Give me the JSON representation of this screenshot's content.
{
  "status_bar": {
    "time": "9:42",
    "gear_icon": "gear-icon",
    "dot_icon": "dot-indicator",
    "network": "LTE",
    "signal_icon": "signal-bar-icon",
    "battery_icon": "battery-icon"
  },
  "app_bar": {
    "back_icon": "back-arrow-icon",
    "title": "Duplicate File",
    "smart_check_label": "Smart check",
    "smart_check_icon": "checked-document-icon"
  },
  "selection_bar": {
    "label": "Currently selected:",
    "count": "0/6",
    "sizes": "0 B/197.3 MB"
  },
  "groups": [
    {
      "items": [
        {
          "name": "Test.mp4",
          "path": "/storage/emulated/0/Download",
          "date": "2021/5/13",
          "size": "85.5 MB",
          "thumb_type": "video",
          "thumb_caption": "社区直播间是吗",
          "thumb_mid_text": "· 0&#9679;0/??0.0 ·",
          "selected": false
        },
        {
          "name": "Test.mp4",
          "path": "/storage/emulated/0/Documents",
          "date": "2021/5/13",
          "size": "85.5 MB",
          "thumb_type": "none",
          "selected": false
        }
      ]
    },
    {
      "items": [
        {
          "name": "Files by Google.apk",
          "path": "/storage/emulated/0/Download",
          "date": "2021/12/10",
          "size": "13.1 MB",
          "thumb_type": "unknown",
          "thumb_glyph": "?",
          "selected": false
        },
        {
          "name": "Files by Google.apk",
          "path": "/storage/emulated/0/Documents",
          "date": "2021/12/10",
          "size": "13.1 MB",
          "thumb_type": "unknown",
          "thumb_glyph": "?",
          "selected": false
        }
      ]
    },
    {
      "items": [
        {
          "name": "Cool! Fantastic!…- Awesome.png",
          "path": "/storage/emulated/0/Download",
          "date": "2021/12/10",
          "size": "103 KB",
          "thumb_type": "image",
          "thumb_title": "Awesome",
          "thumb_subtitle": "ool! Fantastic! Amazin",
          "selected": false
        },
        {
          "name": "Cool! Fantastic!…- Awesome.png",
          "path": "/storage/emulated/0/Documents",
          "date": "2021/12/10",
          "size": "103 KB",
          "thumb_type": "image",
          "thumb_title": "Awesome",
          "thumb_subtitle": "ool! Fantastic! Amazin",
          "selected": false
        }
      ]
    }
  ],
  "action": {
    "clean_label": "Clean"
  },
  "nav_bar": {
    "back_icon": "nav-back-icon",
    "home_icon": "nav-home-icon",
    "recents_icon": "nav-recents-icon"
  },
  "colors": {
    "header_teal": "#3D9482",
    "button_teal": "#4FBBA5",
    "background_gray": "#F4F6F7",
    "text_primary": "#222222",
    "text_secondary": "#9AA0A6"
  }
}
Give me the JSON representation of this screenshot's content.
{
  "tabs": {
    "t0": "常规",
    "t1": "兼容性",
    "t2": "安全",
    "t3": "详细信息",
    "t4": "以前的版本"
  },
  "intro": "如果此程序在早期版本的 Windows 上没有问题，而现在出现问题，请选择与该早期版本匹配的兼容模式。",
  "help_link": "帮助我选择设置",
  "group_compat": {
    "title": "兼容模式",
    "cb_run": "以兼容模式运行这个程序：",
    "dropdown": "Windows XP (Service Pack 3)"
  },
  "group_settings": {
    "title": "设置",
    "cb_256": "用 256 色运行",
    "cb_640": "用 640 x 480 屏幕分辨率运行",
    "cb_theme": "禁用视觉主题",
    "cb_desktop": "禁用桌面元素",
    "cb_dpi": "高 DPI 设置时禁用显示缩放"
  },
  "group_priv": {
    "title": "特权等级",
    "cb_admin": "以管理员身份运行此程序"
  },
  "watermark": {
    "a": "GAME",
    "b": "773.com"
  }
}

**EXERCISE DIRECTIONS**
Please reproduce all of the entries exactly as they stand.

**THE REPLY**
Give me the JSON representation of this screenshot's content.
{
  "status_bar": {
    "time": "9:42",
    "gear_icon": "gear-icon",
    "dot_icon": "dot-indicator",
    "network": "LTE",
    "signal_icon": "signal-bar-icon",
    "battery_icon": "battery-icon"
  },
  "app_bar": {
    "back_icon": "back-arrow-icon",
    "title": "Duplicate File",
    "smart_check_label": "Smart check",
    "smart_check_icon": "checked-document-icon"
  },
  "selection_bar": {
    "label": "Currently selected:",
    "count": "0/6",
    "sizes": "0 B/197.3 MB"
  },
  "groups": [
    {
      "items": [
        {
          "name": "Test.mp4",
          "path": "/storage/emulated/0/Download",
          "date": "2021/5/13",
          "size": "85.5 MB",
          "thumb_type": "video",
          "thumb_caption": "社区直播间是吗",
          "thumb_mid_text": "· 0&#9679;0/??0.0 ·",
          "selected": false
        },
        {
          "name": "Test.mp4",
          "path": "/storage/emulated/0/Documents",
          "date": "2021/5/13",
          "size": "85.5 MB",
          "thumb_type": "none",
          "selected": false
        }
      ]
    },
    {
      "items": [
        {
          "name": "Files by Google.apk",
          "path": "/storage/emulated/0/Download",
          "date": "2021/12/10",
          "size": "13.1 MB",
          "thumb_type": "unknown",
          "thumb_glyph": "?",
          "selected": false
        },
        {
          "name": "Files by Google.apk",
          "path": "/storage/emulated/0/Documents",
          "date": "2021/12/10",
          "size": "13.1 MB",
          "thumb_type": "unknown",
          "thumb_glyph": "?",
          "selected": false
        }
      ]
    },
    {
      "items": [
        {
          "name": "Cool! Fantastic!…- Awesome.png",
          "path": "/storage/emulated/0/Download",
          "date": "2021/12/10",
          "size": "103 KB",
          "thumb_type": "image",
          "thumb_title": "Awesome",
          "thumb_subtitle": "ool! Fantastic! Amazin",
          "selected": false
        },
        {
          "name": "Cool! Fantastic!…- Awesome.png",
          "path": "/storage/emulated/0/Documents",
          "date": "2021/12/10",
          "size": "103 KB",
          "thumb_type": "image",
          "thumb_title": "Awesome",
          "thumb_subtitle": "ool! Fantastic! Amazin",
          "selected": false
        }
      ]
    }
  ],
  "action": {
    "clean_label": "Clean"
  },
  "nav_bar": {
    "back_icon": "nav-back-icon",
    "home_icon": "nav-home-icon",
    "recents_icon": "nav-recents-icon"
  },
  "colors": {
    "header_teal": "#3D9482",
    "button_teal": "#4FBBA5",
    "background_gray": "#F4F6F7",
    "text_primary": "#222222",
    "text_secondary": "#9AA0A6"
  }
}
Give me the JSON representation of this screenshot's content.
{
  "tabs": {
    "t0": "常规",
    "t1": "兼容性",
    "t2": "安全",
    "t3": "详细信息",
    "t4": "以前的版本"
  },
  "intro": "如果此程序在早期版本的 Windows 上没有问题，而现在出现问题，请选择与该早期版本匹配的兼容模式。",
  "help_link": "帮助我选择设置",
  "group_compat": {
    "title": "兼容模式",
    "cb_run": "以兼容模式运行这个程序：",
    "dropdown": "Windows XP (Service Pack 3)"
  },
  "group_settings": {
    "title": "设置",
    "cb_256": "用 256 色运行",
    "cb_640": "用 640 x 480 屏幕分辨率运行",
    "cb_theme": "禁用视觉主题",
    "cb_desktop": "禁用桌面元素",
    "cb_dpi": "高 DPI 设置时禁用显示缩放"
  },
  "group_priv": {
    "title": "特权等级",
    "cb_admin": "以管理员身份运行此程序"
  },
  "watermark": {
    "a": "GAME",
    "b": "773.com"
  }
}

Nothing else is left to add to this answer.